O QUE FAZER: Dá continuidade ao texto de opinião sobre o boato e a desinformação em tempo de isolamento, começando logo a seguir à sua última frase.

EXCERTO SELECIONADO:
####################

Centrar os olhos numa página em branco, para a partir daí elaborar uma narrativa com sentido é, por estes dias, um dos desafios mais exigentes, tal o turbilhão de factos, imagens, anúncios, informações e contra-informações que nos rodeiam. Espanto e perplexidade, preenchem os dias de contenção, contingência, emergência, isolamento a que nos sentimos obrigados por normativos governamentais e por decisão consciente e de elevado sentido cívico. Olhos dentro chegam realidades próximas e distantes, que expressam a fragilidade humana, a incapacidade científica, o desnorteamento político, o horizonte que teima em impedir planificar o futuro próximo. Imaginar o depois de amanhã tornou-se longe, opaco e pouco percetível.
Por entre o emaranhado de catadupas noticiosas, apelando à sistemática atenção do público, em registos que oscilam entre o profissionalismo exemplar e a mais dramática e descabida prática jornalística, emerge um dos piores mecanismos de sempre: o rumor, o boato, o diz-que-disse, o ouvi-dizer, a estória falsamente construída, a orquestração da realidade, a intoxicação da opinião pública, a viralização do (um certo) fel social.
É neste terreno minado que todos nós, produtores e consumidores de informação, nos movemos, procurando distinguir o trigo do joio, o certo do errado, a verdade da falsidade, o bem e o mal. A tamanha dimensão desta tarefa, convoca saberes, radares, filtros e capacidades interpretativas que obrigam à convocação de novas literacias: vemos, ouvimos e lemos, e não podemos ignorar que a realidade circundante é feita de um cadinho muito especial, no qual se misturam deslumbramentos e, no seu oposto, a mais crítica e rigorosa das capacidades interpretativas.

####################

INFORMAÇÃO EXTRAÍDA:
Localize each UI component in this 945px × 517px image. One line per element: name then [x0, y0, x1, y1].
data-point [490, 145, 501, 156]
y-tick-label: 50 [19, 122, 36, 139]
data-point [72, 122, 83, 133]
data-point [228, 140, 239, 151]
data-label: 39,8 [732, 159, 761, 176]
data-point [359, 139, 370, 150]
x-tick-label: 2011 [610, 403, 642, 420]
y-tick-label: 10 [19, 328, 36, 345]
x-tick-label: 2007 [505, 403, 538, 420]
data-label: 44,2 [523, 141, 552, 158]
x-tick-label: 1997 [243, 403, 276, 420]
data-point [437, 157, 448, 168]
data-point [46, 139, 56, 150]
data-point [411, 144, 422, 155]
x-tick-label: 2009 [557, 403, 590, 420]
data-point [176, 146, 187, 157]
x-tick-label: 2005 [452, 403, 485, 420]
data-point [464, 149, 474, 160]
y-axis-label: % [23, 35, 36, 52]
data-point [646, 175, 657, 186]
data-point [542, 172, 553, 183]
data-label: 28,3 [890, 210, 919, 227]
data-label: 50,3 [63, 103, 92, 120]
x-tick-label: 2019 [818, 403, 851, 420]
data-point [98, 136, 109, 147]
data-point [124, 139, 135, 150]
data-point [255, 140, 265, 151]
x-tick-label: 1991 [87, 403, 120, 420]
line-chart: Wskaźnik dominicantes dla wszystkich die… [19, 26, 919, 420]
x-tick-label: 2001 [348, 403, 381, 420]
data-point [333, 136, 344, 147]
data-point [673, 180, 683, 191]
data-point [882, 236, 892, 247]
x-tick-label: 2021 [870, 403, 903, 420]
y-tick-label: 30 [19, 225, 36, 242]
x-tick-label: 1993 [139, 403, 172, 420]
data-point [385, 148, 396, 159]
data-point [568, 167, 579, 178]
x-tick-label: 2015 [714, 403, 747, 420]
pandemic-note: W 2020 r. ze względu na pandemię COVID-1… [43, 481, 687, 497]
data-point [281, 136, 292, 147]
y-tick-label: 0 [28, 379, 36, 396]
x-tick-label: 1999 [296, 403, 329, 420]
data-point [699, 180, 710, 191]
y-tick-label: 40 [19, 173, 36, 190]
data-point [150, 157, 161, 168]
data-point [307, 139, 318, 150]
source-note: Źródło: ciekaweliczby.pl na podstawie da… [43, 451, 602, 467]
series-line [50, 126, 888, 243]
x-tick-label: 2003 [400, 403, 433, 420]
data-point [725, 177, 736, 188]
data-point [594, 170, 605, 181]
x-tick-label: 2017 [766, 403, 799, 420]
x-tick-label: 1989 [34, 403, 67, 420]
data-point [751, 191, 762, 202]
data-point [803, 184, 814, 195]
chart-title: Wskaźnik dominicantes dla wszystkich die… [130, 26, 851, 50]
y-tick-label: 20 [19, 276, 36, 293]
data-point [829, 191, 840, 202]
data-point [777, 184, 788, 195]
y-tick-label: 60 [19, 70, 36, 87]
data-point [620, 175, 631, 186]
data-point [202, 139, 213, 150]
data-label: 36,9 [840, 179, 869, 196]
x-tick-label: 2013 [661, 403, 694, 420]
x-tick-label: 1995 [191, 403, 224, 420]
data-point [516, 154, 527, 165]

####################

RESULTADO DO EXERCÍCIO:
Ver, ouvir, ler, implicam a presença sistemática de códigos que, a mais requintada tecnologia ousa mascarar. Ver com olhos de ver, ouvir com o mais apurado ouvido, ler da forma mais cética e atenta corresponde à trilogia de mecanismos para do mundo obter a fotografia e o relato mais fiéis. Dessa capacidade interpretativa terá de nascer a informação mais sólida, o relato mais fiel, o público mais esclarecido, a sociedade mais preparada. Contra o CoviDizer terá de haver a expressão de um tsunami que se ergue contra a mais vil das formas de informar, a construção maldosa, orientada para intoxicar e deturpar de forma mesquinha a autenticidade dos factos. Tal vírus coroado, que invisível, lento e calculista contamina sociedades sem fronteiras, às notícias falsas e à turbinada divulgação pelas redes sociais tem de se erguer o mais firme dos planos de contingência, o plano de emergência mais rigoroso. Em nome daquilo que o jornalismo representa – a verdade e nada mais do que a verdade!